• _WHAT THE EXERCISE ASKS_
Return the listing below in full, with every line exactly as it is.

• _DATASET EXTRACT_
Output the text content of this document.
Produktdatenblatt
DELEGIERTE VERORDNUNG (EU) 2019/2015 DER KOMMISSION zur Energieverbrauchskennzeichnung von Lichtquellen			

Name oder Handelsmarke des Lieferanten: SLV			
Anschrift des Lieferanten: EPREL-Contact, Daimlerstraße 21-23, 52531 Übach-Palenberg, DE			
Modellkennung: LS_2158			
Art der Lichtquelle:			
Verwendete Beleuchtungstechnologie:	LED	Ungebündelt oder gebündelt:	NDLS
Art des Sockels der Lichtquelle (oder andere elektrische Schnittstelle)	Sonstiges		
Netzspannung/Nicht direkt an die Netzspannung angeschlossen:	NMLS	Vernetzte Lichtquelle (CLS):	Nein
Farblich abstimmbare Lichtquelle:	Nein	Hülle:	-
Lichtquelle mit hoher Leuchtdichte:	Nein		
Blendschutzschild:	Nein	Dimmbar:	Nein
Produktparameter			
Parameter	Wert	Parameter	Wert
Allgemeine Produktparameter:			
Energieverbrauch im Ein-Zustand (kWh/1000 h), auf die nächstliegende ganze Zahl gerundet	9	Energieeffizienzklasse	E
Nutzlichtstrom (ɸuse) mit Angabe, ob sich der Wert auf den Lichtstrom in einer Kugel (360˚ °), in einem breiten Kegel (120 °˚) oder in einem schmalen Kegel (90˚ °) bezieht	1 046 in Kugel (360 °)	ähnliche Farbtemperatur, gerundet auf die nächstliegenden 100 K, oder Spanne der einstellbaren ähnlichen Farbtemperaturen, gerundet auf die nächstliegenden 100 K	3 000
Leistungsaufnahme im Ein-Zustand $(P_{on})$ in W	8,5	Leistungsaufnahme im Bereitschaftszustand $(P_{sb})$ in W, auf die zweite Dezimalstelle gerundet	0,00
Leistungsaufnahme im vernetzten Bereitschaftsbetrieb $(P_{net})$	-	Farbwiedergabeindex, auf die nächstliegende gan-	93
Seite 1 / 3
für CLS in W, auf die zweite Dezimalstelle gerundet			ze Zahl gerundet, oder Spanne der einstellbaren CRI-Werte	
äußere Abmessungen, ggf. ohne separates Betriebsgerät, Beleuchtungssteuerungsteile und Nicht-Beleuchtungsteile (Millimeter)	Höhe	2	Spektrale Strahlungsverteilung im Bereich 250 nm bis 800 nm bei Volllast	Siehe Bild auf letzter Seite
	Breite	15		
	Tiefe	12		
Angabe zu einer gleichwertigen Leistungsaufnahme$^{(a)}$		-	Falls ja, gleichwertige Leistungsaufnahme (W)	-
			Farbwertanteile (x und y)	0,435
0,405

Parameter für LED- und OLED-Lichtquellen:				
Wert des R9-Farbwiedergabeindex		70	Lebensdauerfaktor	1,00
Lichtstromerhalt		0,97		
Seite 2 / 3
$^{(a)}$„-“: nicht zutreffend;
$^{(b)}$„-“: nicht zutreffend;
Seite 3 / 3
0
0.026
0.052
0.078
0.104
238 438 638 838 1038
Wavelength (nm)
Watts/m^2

• _THE SOLUTION_
Output the text content of this document.
Produktdatenblatt
DELEGIERTE VERORDNUNG (EU) 2019/2015 DER KOMMISSION zur Energieverbrauchskennzeichnung von Lichtquellen			

Name oder Handelsmarke des Lieferanten: SLV			
Anschrift des Lieferanten: EPREL-Contact, Daimlerstraße 21-23, 52531 Übach-Palenberg, DE			
Modellkennung: LS_2158			
Art der Lichtquelle:			
Verwendete Beleuchtungstechnologie:	LED	Ungebündelt oder gebündelt:	NDLS
Art des Sockels der Lichtquelle (oder andere elektrische Schnittstelle)	Sonstiges		
Netzspannung/Nicht direkt an die Netzspannung angeschlossen:	NMLS	Vernetzte Lichtquelle (CLS):	Nein
Farblich abstimmbare Lichtquelle:	Nein	Hülle:	-
Lichtquelle mit hoher Leuchtdichte:	Nein		
Blendschutzschild:	Nein	Dimmbar:	Nein
Produktparameter			
Parameter	Wert	Parameter	Wert
Allgemeine Produktparameter:			
Energieverbrauch im Ein-Zustand (kWh/1000 h), auf die nächstliegende ganze Zahl gerundet	9	Energieeffizienzklasse	E
Nutzlichtstrom (ɸuse) mit Angabe, ob sich der Wert auf den Lichtstrom in einer Kugel (360˚ °), in einem breiten Kegel (120 °˚) oder in einem schmalen Kegel (90˚ °) bezieht	1 046 in Kugel (360 °)	ähnliche Farbtemperatur, gerundet auf die nächstliegenden 100 K, oder Spanne der einstellbaren ähnlichen Farbtemperaturen, gerundet auf die nächstliegenden 100 K	3 000
Leistungsaufnahme im Ein-Zustand $(P_{on})$ in W	8,5	Leistungsaufnahme im Bereitschaftszustand $(P_{sb})$ in W, auf die zweite Dezimalstelle gerundet	0,00
Leistungsaufnahme im vernetzten Bereitschaftsbetrieb $(P_{net})$	-	Farbwiedergabeindex, auf die nächstliegende gan-	93
Seite 1 / 3
für CLS in W, auf die zweite Dezimalstelle gerundet			ze Zahl gerundet, oder Spanne der einstellbaren CRI-Werte	
äußere Abmessungen, ggf. ohne separates Betriebsgerät, Beleuchtungssteuerungsteile und Nicht-Beleuchtungsteile (Millimeter)	Höhe	2	Spektrale Strahlungsverteilung im Bereich 250 nm bis 800 nm bei Volllast	Siehe Bild auf letzter Seite
	Breite	15		
	Tiefe	12		
Angabe zu einer gleichwertigen Leistungsaufnahme$^{(a)}$		-	Falls ja, gleichwertige Leistungsaufnahme (W)	-
			Farbwertanteile (x und y)	0,435
0,405

Parameter für LED- und OLED-Lichtquellen:				
Wert des R9-Farbwiedergabeindex		70	Lebensdauerfaktor	1,00
Lichtstromerhalt		0,97		
Seite 2 / 3
$^{(a)}$„-“: nicht zutreffend;
$^{(b)}$„-“: nicht zutreffend;
Seite 3 / 3
0
0.026
0.052
0.078
0.104
238 438 638 838 1038
Wavelength (nm)
Watts/m^2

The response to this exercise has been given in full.